Aim of the task: Make an exact copy of all the data.

Material:
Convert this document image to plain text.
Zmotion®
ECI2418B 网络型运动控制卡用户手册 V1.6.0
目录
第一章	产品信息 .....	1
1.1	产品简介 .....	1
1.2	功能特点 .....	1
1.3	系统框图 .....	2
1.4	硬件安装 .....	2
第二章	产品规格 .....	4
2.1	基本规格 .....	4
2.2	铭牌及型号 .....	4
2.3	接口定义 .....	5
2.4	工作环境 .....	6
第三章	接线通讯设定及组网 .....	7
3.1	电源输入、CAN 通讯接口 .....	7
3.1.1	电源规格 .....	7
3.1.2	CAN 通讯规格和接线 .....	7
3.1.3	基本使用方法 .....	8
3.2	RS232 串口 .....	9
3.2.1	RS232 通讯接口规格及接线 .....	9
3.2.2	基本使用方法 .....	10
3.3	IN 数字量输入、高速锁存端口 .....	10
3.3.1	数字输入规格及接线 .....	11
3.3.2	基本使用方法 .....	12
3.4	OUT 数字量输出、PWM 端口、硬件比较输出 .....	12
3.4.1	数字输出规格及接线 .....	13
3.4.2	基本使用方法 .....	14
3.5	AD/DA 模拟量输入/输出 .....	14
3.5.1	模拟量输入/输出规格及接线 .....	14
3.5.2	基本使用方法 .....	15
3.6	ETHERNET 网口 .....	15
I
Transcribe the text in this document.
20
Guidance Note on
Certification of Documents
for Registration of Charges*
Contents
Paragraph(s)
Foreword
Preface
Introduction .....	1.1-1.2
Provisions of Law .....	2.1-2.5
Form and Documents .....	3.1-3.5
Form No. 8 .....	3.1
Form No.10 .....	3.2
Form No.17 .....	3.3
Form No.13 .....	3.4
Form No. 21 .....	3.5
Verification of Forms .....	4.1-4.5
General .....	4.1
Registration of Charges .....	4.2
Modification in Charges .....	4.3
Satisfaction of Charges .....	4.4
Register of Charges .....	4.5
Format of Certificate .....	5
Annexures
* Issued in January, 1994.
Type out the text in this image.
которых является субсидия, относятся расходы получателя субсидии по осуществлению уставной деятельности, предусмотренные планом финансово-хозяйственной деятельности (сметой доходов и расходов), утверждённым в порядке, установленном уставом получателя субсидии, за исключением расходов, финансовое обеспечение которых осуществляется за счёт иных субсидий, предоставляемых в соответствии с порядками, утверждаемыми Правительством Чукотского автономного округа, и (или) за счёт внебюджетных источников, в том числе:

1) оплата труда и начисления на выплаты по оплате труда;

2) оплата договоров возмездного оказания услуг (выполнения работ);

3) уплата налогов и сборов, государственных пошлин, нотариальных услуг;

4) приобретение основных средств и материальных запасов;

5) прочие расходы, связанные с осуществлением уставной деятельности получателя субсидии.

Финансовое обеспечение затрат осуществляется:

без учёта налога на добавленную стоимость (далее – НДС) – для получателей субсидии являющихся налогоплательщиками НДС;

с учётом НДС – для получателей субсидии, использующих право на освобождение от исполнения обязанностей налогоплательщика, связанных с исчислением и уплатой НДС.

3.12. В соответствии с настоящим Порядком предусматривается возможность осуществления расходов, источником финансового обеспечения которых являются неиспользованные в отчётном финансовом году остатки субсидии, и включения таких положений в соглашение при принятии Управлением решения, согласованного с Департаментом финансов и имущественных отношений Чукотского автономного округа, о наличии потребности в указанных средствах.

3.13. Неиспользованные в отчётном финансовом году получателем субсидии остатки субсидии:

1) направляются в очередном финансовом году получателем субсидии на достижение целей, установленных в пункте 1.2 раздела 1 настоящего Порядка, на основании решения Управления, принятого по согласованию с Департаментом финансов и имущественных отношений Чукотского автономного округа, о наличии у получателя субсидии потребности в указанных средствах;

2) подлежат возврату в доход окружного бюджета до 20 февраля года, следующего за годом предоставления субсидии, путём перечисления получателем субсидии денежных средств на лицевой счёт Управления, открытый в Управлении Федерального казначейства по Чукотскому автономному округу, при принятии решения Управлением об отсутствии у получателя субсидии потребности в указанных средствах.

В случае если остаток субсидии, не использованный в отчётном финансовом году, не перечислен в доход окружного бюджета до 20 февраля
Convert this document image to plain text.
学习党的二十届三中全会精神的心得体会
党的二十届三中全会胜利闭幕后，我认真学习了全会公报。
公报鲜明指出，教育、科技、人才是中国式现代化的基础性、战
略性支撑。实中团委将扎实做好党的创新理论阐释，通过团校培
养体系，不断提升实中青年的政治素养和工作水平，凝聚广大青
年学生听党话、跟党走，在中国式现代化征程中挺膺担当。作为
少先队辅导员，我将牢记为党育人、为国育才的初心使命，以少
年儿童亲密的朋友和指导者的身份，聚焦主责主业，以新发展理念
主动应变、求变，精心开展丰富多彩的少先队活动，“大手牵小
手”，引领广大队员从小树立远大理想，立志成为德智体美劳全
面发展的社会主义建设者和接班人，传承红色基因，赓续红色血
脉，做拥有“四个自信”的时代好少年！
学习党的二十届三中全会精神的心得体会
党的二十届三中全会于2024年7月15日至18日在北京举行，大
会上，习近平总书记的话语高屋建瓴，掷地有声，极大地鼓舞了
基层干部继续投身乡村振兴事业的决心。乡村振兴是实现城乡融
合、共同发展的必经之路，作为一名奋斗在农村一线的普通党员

Solution:
Convert this document image to plain text.
Zmotion®
ECI2418B 网络型运动控制卡用户手册 V1.6.0
目录
第一章	产品信息 .....	1
1.1	产品简介 .....	1
1.2	功能特点 .....	1
1.3	系统框图 .....	2
1.4	硬件安装 .....	2
第二章	产品规格 .....	4
2.1	基本规格 .....	4
2.2	铭牌及型号 .....	4
2.3	接口定义 .....	5
2.4	工作环境 .....	6
第三章	接线通讯设定及组网 .....	7
3.1	电源输入、CAN 通讯接口 .....	7
3.1.1	电源规格 .....	7
3.1.2	CAN 通讯规格和接线 .....	7
3.1.3	基本使用方法 .....	8
3.2	RS232 串口 .....	9
3.2.1	RS232 通讯接口规格及接线 .....	9
3.2.2	基本使用方法 .....	10
3.3	IN 数字量输入、高速锁存端口 .....	10
3.3.1	数字输入规格及接线 .....	11
3.3.2	基本使用方法 .....	12
3.4	OUT 数字量输出、PWM 端口、硬件比较输出 .....	12
3.4.1	数字输出规格及接线 .....	13
3.4.2	基本使用方法 .....	14
3.5	AD/DA 模拟量输入/输出 .....	14
3.5.1	模拟量输入/输出规格及接线 .....	14
3.5.2	基本使用方法 .....	15
3.6	ETHERNET 网口 .....	15
I
Transcribe the text in this document.
20
Guidance Note on
Certification of Documents
for Registration of Charges*
Contents
Paragraph(s)
Foreword
Preface
Introduction .....	1.1-1.2
Provisions of Law .....	2.1-2.5
Form and Documents .....	3.1-3.5
Form No. 8 .....	3.1
Form No.10 .....	3.2
Form No.17 .....	3.3
Form No.13 .....	3.4
Form No. 21 .....	3.5
Verification of Forms .....	4.1-4.5
General .....	4.1
Registration of Charges .....	4.2
Modification in Charges .....	4.3
Satisfaction of Charges .....	4.4
Register of Charges .....	4.5
Format of Certificate .....	5
Annexures
* Issued in January, 1994.
Type out the text in this image.
которых является субсидия, относятся расходы получателя субсидии по осуществлению уставной деятельности, предусмотренные планом финансово-хозяйственной деятельности (сметой доходов и расходов), утверждённым в порядке, установленном уставом получателя субсидии, за исключением расходов, финансовое обеспечение которых осуществляется за счёт иных субсидий, предоставляемых в соответствии с порядками, утверждаемыми Правительством Чукотского автономного округа, и (или) за счёт внебюджетных источников, в том числе:

1) оплата труда и начисления на выплаты по оплате труда;

2) оплата договоров возмездного оказания услуг (выполнения работ);

3) уплата налогов и сборов, государственных пошлин, нотариальных услуг;

4) приобретение основных средств и материальных запасов;

5) прочие расходы, связанные с осуществлением уставной деятельности получателя субсидии.

Финансовое обеспечение затрат осуществляется:

без учёта налога на добавленную стоимость (далее – НДС) – для получателей субсидии являющихся налогоплательщиками НДС;

с учётом НДС – для получателей субсидии, использующих право на освобождение от исполнения обязанностей налогоплательщика, связанных с исчислением и уплатой НДС.

3.12. В соответствии с настоящим Порядком предусматривается возможность осуществления расходов, источником финансового обеспечения которых являются неиспользованные в отчётном финансовом году остатки субсидии, и включения таких положений в соглашение при принятии Управлением решения, согласованного с Департаментом финансов и имущественных отношений Чукотского автономного округа, о наличии потребности в указанных средствах.

3.13. Неиспользованные в отчётном финансовом году получателем субсидии остатки субсидии:

1) направляются в очередном финансовом году получателем субсидии на достижение целей, установленных в пункте 1.2 раздела 1 настоящего Порядка, на основании решения Управления, принятого по согласованию с Департаментом финансов и имущественных отношений Чукотского автономного округа, о наличии у получателя субсидии потребности в указанных средствах;

2) подлежат возврату в доход окружного бюджета до 20 февраля года, следующего за годом предоставления субсидии, путём перечисления получателем субсидии денежных средств на лицевой счёт Управления, открытый в Управлении Федерального казначейства по Чукотскому автономному округу, при принятии решения Управлением об отсутствии у получателя субсидии потребности в указанных средствах.

В случае если остаток субсидии, не использованный в отчётном финансовом году, не перечислен в доход окружного бюджета до 20 февраля
Convert this document image to plain text.
学习党的二十届三中全会精神的心得体会
党的二十届三中全会胜利闭幕后，我认真学习了全会公报。
公报鲜明指出，教育、科技、人才是中国式现代化的基础性、战
略性支撑。实中团委将扎实做好党的创新理论阐释，通过团校培
养体系，不断提升实中青年的政治素养和工作水平，凝聚广大青
年学生听党话、跟党走，在中国式现代化征程中挺膺担当。作为
少先队辅导员，我将牢记为党育人、为国育才的初心使命，以少
年儿童亲密的朋友和指导者的身份，聚焦主责主业，以新发展理念
主动应变、求变，精心开展丰富多彩的少先队活动，“大手牵小
手”，引领广大队员从小树立远大理想，立志成为德智体美劳全
面发展的社会主义建设者和接班人，传承红色基因，赓续红色血
脉，做拥有“四个自信”的时代好少年！
学习党的二十届三中全会精神的心得体会
党的二十届三中全会于2024年7月15日至18日在北京举行，大
会上，习近平总书记的话语高屋建瓴，掷地有声，极大地鼓舞了
基层干部继续投身乡村振兴事业的决心。乡村振兴是实现城乡融
合、共同发展的必经之路，作为一名奋斗在农村一线的普通党员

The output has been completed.